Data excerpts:
— start —

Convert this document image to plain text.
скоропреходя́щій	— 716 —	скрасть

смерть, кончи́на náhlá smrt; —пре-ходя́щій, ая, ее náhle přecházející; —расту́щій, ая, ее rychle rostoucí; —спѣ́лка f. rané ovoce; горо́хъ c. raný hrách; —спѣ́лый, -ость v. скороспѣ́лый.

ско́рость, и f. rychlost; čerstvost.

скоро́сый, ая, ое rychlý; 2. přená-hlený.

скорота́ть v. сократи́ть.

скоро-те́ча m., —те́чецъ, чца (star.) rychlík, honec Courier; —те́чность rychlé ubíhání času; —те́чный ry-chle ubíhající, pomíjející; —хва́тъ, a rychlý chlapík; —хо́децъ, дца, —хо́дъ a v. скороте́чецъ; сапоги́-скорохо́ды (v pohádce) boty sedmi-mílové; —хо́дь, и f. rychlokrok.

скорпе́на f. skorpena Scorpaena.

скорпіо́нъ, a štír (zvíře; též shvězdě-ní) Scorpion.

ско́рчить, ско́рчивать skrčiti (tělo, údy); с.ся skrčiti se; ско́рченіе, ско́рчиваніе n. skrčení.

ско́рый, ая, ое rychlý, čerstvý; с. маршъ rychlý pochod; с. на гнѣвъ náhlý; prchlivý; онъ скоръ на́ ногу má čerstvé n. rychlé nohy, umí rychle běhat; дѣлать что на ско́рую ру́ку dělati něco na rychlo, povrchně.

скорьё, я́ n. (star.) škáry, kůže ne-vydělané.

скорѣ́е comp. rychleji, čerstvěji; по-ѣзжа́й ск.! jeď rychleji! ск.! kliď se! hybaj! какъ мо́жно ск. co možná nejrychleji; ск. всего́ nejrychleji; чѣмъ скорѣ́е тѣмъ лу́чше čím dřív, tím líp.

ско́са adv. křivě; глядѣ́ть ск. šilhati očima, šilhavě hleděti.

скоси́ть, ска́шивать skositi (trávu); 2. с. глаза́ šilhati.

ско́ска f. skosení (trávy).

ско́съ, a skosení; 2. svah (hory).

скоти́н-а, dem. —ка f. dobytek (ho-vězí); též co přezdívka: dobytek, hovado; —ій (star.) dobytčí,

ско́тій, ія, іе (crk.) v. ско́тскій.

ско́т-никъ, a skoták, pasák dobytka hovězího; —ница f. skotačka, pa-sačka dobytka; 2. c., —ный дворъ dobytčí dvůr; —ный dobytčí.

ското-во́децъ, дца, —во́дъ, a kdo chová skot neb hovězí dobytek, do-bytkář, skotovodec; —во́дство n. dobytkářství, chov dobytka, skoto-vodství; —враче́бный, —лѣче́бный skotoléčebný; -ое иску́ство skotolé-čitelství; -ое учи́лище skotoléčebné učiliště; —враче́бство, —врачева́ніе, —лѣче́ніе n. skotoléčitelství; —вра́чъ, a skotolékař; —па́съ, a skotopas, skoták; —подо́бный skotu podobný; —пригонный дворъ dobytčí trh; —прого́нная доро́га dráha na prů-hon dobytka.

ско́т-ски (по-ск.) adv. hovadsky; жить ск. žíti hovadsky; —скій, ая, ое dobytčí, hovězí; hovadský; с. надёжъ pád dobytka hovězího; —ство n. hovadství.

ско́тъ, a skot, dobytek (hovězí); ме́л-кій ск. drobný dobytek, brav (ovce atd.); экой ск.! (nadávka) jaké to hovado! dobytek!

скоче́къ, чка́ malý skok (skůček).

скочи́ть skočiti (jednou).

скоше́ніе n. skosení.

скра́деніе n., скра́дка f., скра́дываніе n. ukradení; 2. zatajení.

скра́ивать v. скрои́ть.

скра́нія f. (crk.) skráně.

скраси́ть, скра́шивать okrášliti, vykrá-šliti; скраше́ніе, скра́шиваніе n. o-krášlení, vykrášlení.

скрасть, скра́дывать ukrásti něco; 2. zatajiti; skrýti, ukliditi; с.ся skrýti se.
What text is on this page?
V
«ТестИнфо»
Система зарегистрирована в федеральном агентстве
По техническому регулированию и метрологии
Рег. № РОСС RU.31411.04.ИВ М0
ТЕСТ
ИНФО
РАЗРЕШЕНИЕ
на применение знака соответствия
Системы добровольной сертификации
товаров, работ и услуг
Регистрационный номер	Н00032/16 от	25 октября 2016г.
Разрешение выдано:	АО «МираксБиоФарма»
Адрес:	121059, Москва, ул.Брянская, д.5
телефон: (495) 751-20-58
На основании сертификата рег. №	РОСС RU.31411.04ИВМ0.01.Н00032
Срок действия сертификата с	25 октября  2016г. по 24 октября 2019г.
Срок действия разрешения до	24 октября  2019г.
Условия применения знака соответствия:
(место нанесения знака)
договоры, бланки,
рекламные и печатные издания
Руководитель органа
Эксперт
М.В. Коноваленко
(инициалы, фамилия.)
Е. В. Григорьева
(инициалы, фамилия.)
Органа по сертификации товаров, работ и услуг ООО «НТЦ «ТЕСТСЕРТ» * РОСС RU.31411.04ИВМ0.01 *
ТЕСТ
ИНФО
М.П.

— end —

What you have to do:
Gather up every line from the listing above in which the word "hovězího" occurs.

The answer:
ско́т-никъ, a skoták, pasák dobytka hovězího; —ница f. skotačka, pa-sačka dobytka; 2. c., —ный дворъ dobytčí dvůr; —ный dobytčí.
ско́т-ски (по-ск.) adv. hovadsky; жить ск. žíti hovadsky; —скій, ая, ое dobytčí, hovězí; hovadský; с. надёжъ pád dobytka hovězího; —ство n. hovadství.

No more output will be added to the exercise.